[Collected data entries]
.....

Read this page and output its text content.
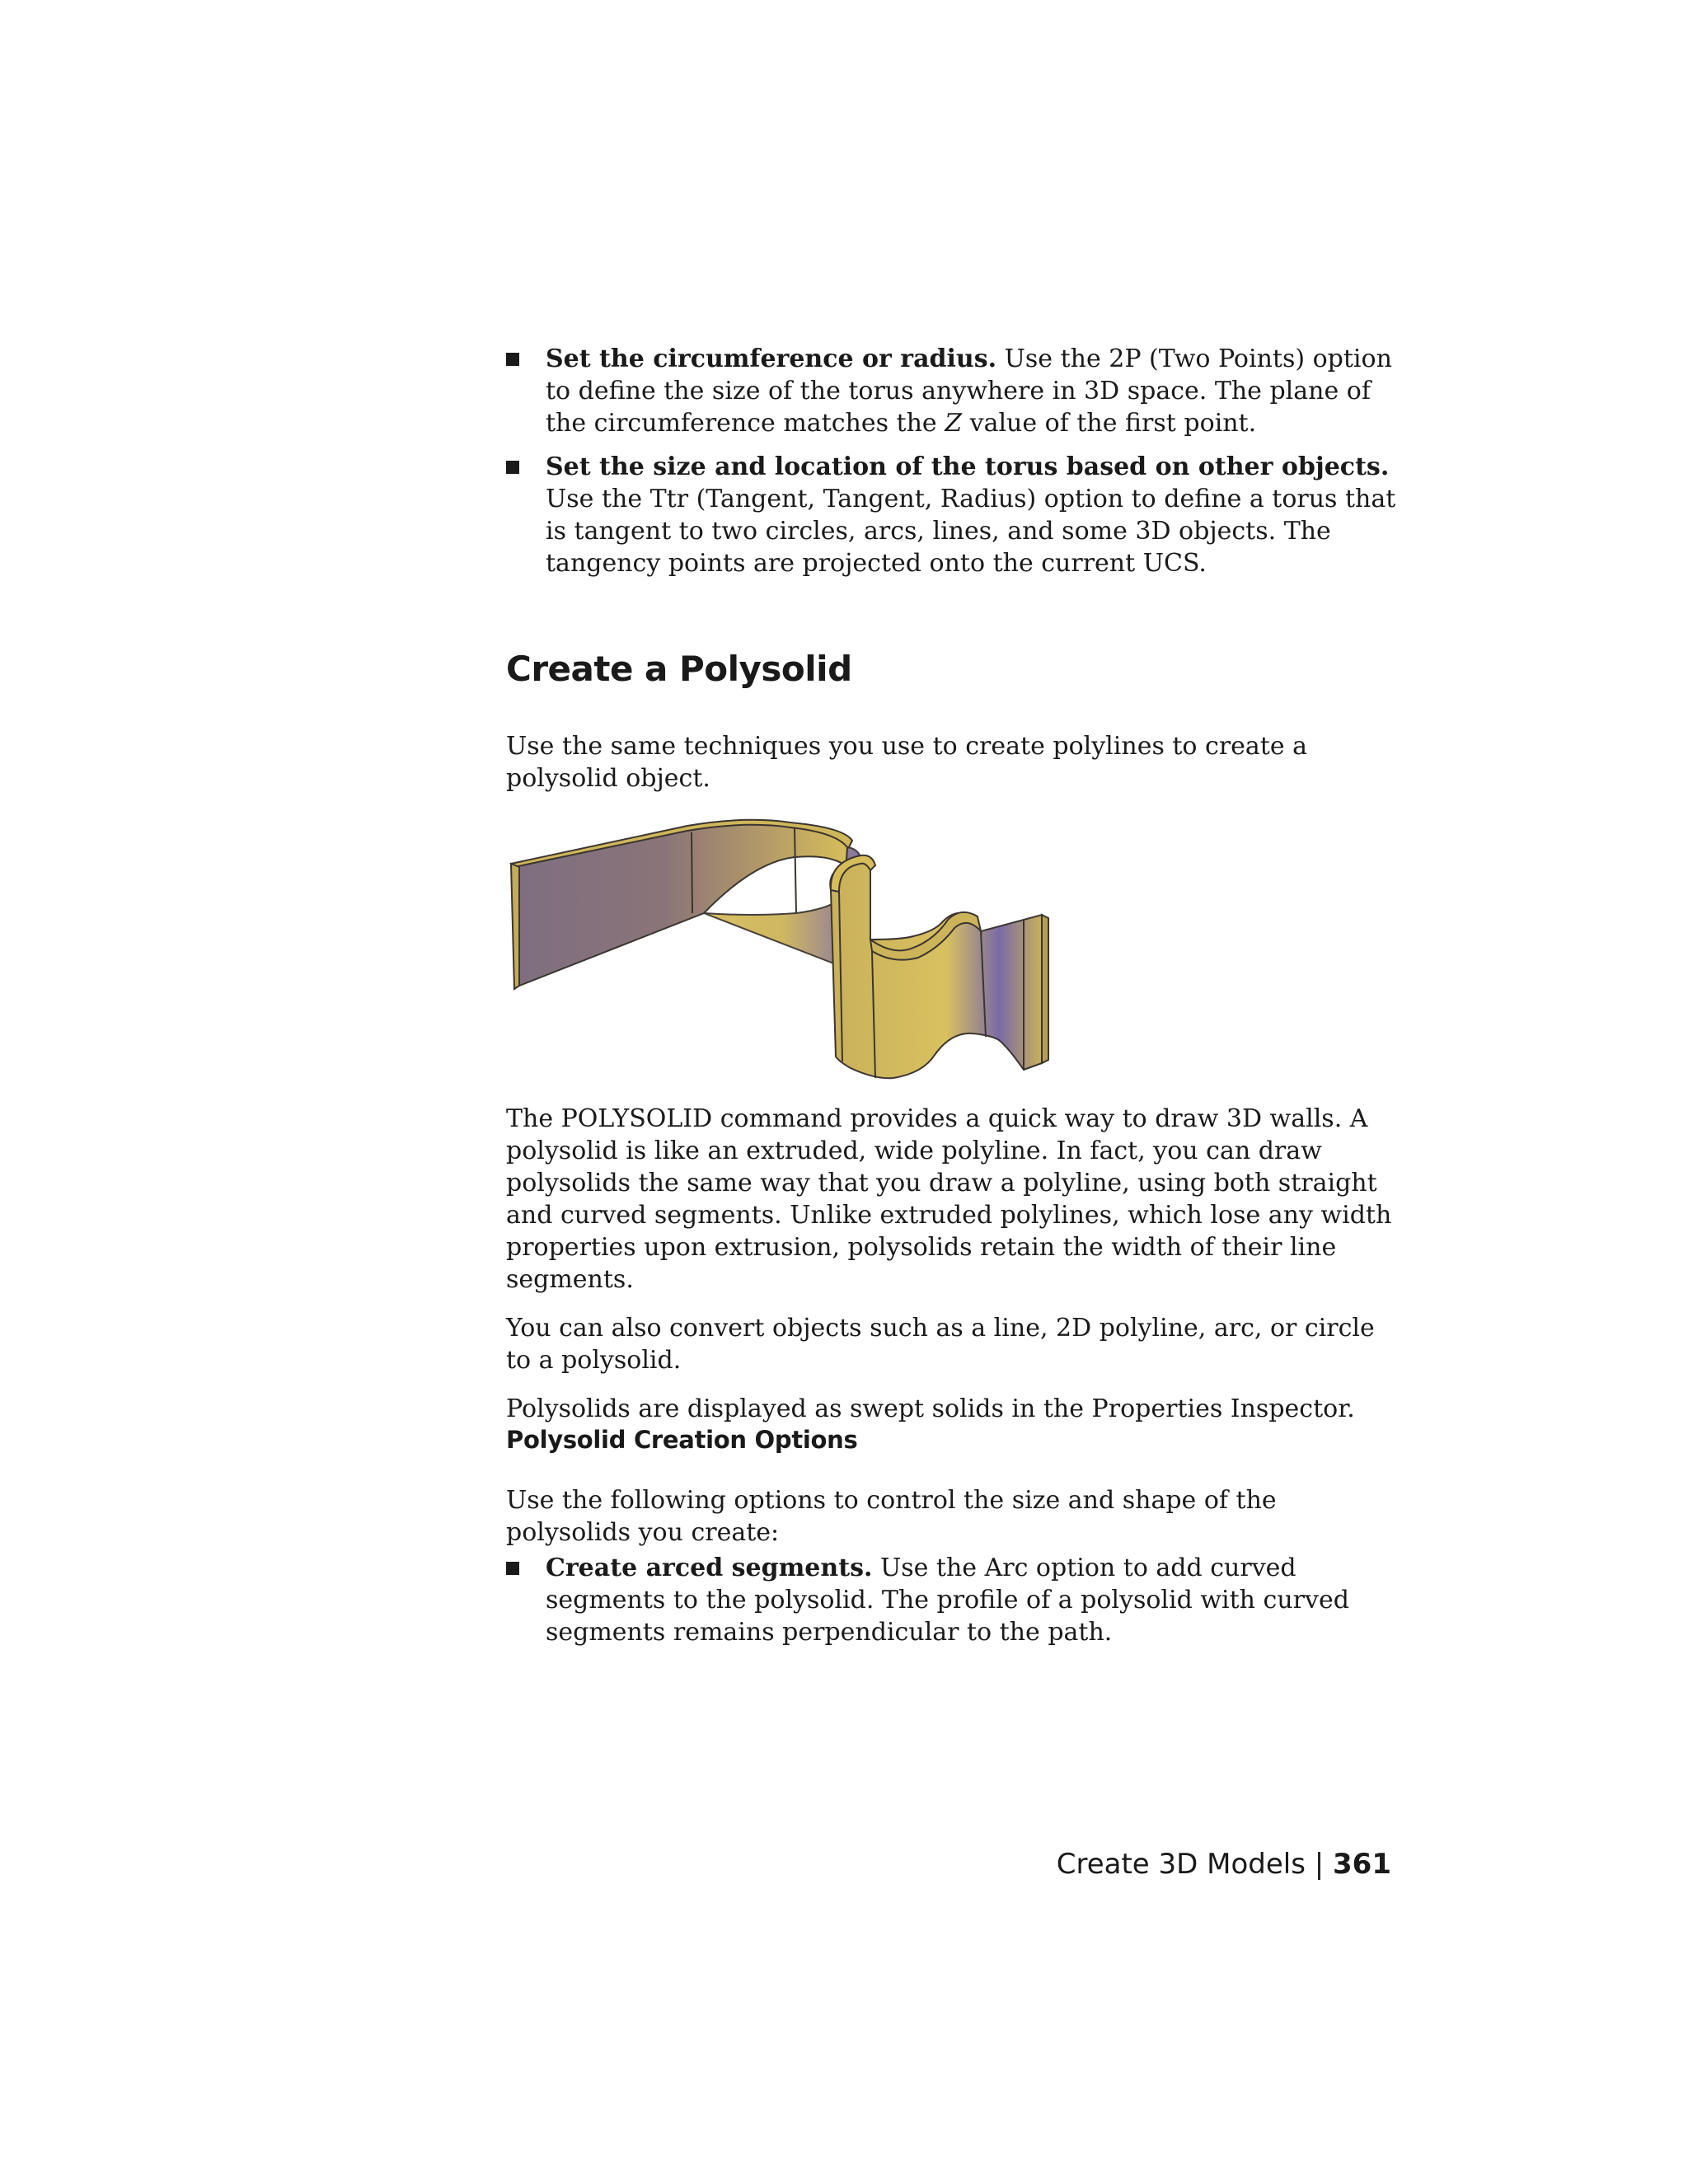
Set the circumference or radius. Use the 2P (Two Points) option to define the size of the torus anywhere in 3D space. The plane of the circumference matches the Z value of the first point.
Set the size and location of the torus based on other objects. Use the Ttr (Tangent, Tangent, Radius) option to define a torus that is tangent to two circles, arcs, lines, and some 3D objects. The tangency points are projected onto the current UCS.
Create a Polysolid
Use the same techniques you use to create polylines to create a polysolid object.

The POLYSOLID command provides a quick way to draw 3D walls. A polysolid is like an extruded, wide polyline. In fact, you can draw polysolids the same way that you draw a polyline, using both straight and curved segments. Unlike extruded polylines, which lose any width properties upon extrusion, polysolids retain the width of their line segments.

You can also convert objects such as a line, 2D polyline, arc, or circle to a polysolid.

Polysolids are displayed as swept solids in the Properties Inspector.

Polysolid Creation Options
Use the following options to control the size and shape of the polysolids you create:
Create arced segments. Use the Arc option to add curved segments to the polysolid. The profile of a polysolid with curved segments remains perpendicular to the path.
Create 3D Models | 361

.....

* _Given request_
Copy every record above exactly, leaving out the pictures.

* _Result for this task_
Read this page and output its text content.
Set the circumference or radius. Use the 2P (Two Points) option to define the size of the torus anywhere in 3D space. The plane of the circumference matches the Z value of the first point.
Set the size and location of the torus based on other objects. Use the Ttr (Tangent, Tangent, Radius) option to define a torus that is tangent to two circles, arcs, lines, and some 3D objects. The tangency points are projected onto the current UCS.
Create a Polysolid
Use the same techniques you use to create polylines to create a polysolid object.

The POLYSOLID command provides a quick way to draw 3D walls. A polysolid is like an extruded, wide polyline. In fact, you can draw polysolids the same way that you draw a polyline, using both straight and curved segments. Unlike extruded polylines, which lose any width properties upon extrusion, polysolids retain the width of their line segments.

You can also convert objects such as a line, 2D polyline, arc, or circle to a polysolid.

Polysolids are displayed as swept solids in the Properties Inspector.

Polysolid Creation Options
Use the following options to control the size and shape of the polysolids you create:
Create arced segments. Use the Arc option to add curved segments to the polysolid. The profile of a polysolid with curved segments remains perpendicular to the path.
Create 3D Models | 361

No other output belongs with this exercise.